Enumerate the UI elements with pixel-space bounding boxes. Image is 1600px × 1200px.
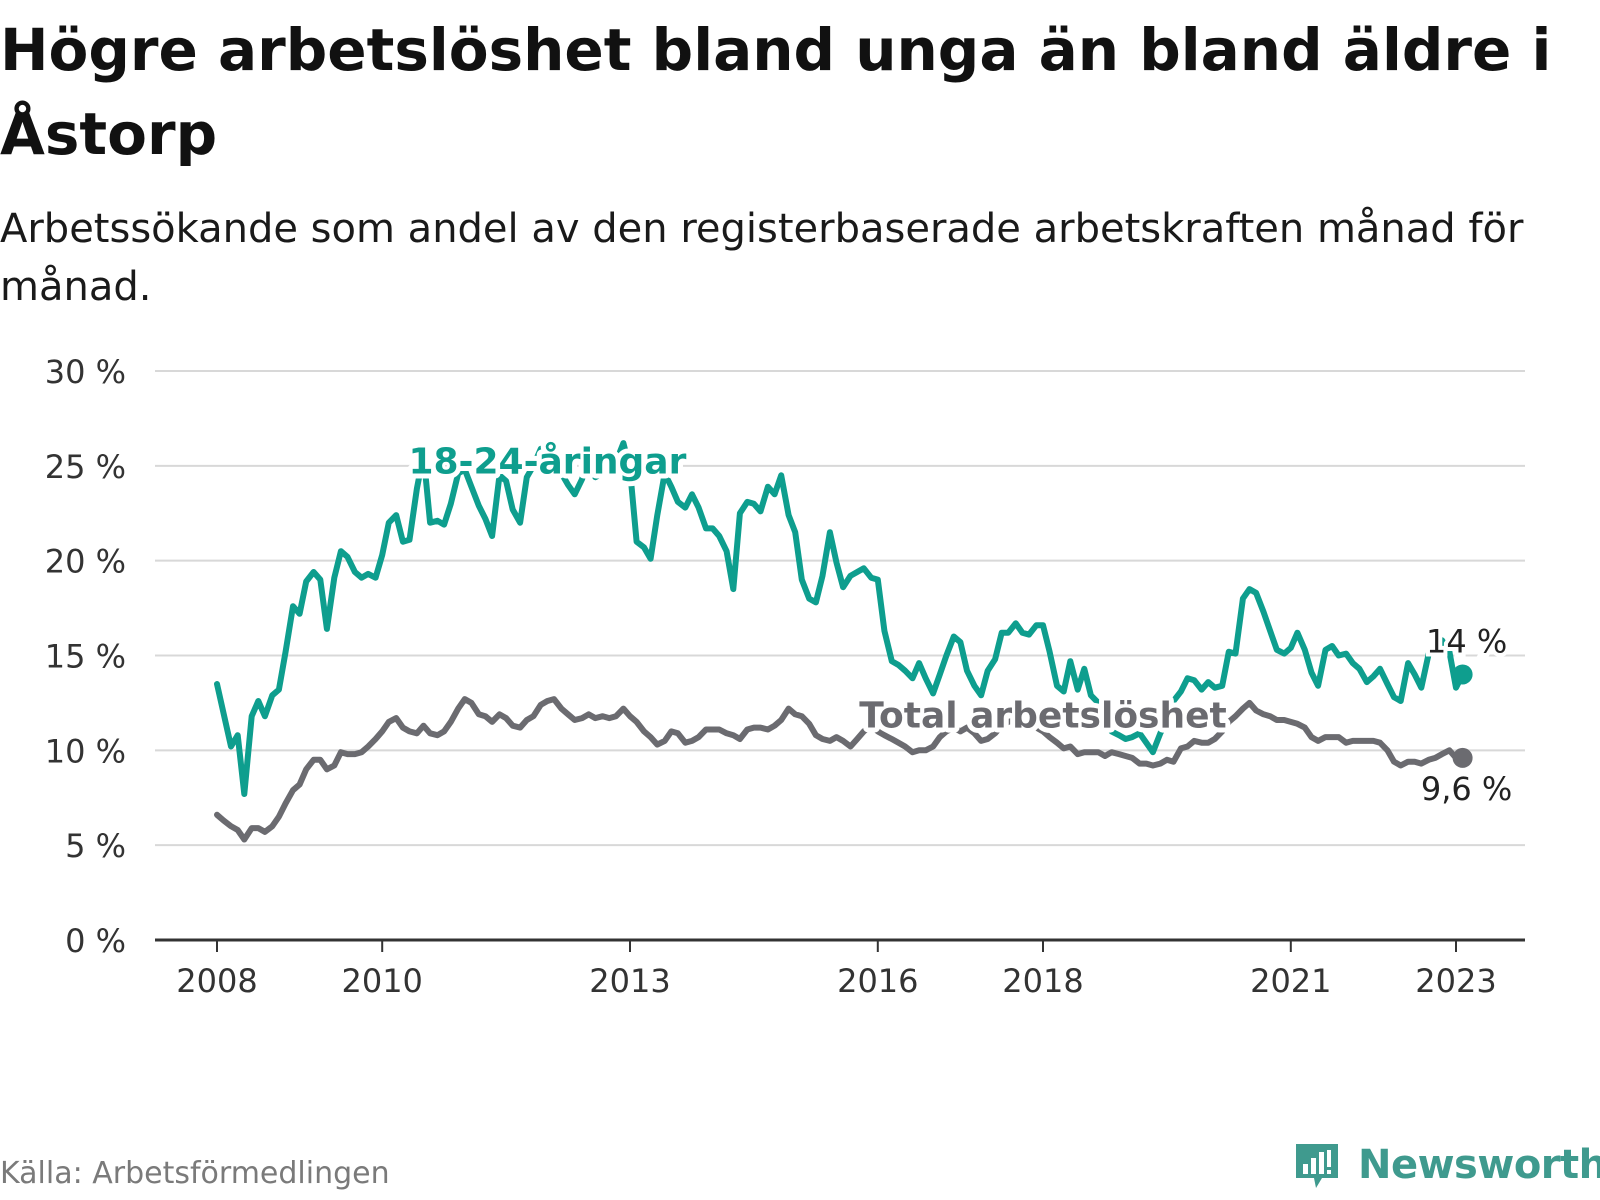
x-tick-label: 2016	[837, 962, 918, 1000]
x-tick-label: 2021	[1250, 962, 1331, 1000]
x-tick-label: 2013	[589, 962, 670, 1000]
brand-name: Newsworthy	[1358, 1142, 1600, 1188]
newsworthy-logo[interactable]: Newsworthy	[1292, 1140, 1600, 1190]
x-tick-label: 2023	[1415, 962, 1496, 1000]
source-note: Källa: Arbetsförmedlingen	[0, 1156, 390, 1191]
end-label-total: 9,6 %	[1421, 770, 1512, 808]
end-marker-youth	[1452, 664, 1473, 685]
x-tick-label: 2008	[176, 962, 257, 1000]
chart-subtitle: Arbetssökande som andel av den registerb…	[0, 206, 1524, 310]
y-tick-label: 15 %	[45, 638, 126, 676]
bar-chart-speech-icon	[1296, 1144, 1338, 1188]
y-tick-label: 0 %	[65, 922, 126, 960]
y-tick-label: 30 %	[45, 353, 126, 391]
x-tick-label: 2018	[1002, 962, 1083, 1000]
y-tick-label: 25 %	[45, 448, 126, 486]
series-annotation-youth: 18-24-åringar	[408, 441, 686, 482]
chart-title: Högre arbetslöshet bland unga än bland ä…	[0, 16, 1552, 168]
end-label-youth: 14 %	[1426, 622, 1507, 660]
x-tick-label: 2010	[341, 962, 422, 1000]
end-marker-total	[1452, 747, 1473, 768]
line-chart: 0 % 5 % 10 % 15 % 20 % 25 % 30 % 2008 2010 2013 20…	[45, 353, 1525, 1000]
y-tick-label: 10 %	[45, 732, 126, 770]
series-annotation-total: Total arbetslöshet	[859, 696, 1227, 737]
y-tick-label: 20 %	[45, 543, 126, 581]
series-line-youth	[214, 440, 1466, 797]
series-line-total	[214, 696, 1466, 843]
y-tick-label: 5 %	[65, 827, 126, 865]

####################

◆ OBJECTIVE ◆
Write out all the data again with every "x-tick-label" switched to "x-axis-label" and nothing else altered. Omit the pictures.

◆ SOLUTION ◆
Enumerate the UI elements with pixel-space bounding boxes. Image is 1600px × 1200px.
x-axis-label: 2016	[837, 962, 918, 1000]
x-axis-label: 2021	[1250, 962, 1331, 1000]
x-axis-label: 2013	[589, 962, 670, 1000]
brand-name: Newsworthy	[1358, 1142, 1600, 1188]
newsworthy-logo[interactable]: Newsworthy	[1292, 1140, 1600, 1190]
x-axis-label: 2023	[1415, 962, 1496, 1000]
source-note: Källa: Arbetsförmedlingen	[0, 1156, 390, 1191]
end-label-total: 9,6 %	[1421, 770, 1512, 808]
end-marker-youth	[1452, 664, 1473, 685]
x-axis-label: 2008	[176, 962, 257, 1000]
chart-subtitle: Arbetssökande som andel av den registerb…	[0, 206, 1524, 310]
y-tick-label: 15 %	[45, 638, 126, 676]
bar-chart-speech-icon	[1296, 1144, 1338, 1188]
y-tick-label: 0 %	[65, 922, 126, 960]
y-tick-label: 30 %	[45, 353, 126, 391]
x-axis-label: 2018	[1002, 962, 1083, 1000]
y-tick-label: 25 %	[45, 448, 126, 486]
series-annotation-youth: 18-24-åringar	[408, 441, 686, 482]
chart-title: Högre arbetslöshet bland unga än bland ä…	[0, 16, 1552, 168]
end-label-youth: 14 %	[1426, 622, 1507, 660]
x-axis-label: 2010	[341, 962, 422, 1000]
end-marker-total	[1452, 747, 1473, 768]
line-chart: 0 % 5 % 10 % 15 % 20 % 25 % 30 % 2008 2010 2013 20…	[45, 353, 1525, 1000]
y-tick-label: 10 %	[45, 732, 126, 770]
series-annotation-total: Total arbetslöshet	[859, 696, 1227, 737]
y-tick-label: 20 %	[45, 543, 126, 581]
series-line-youth	[214, 440, 1466, 797]
series-line-total	[214, 696, 1466, 843]
y-tick-label: 5 %	[65, 827, 126, 865]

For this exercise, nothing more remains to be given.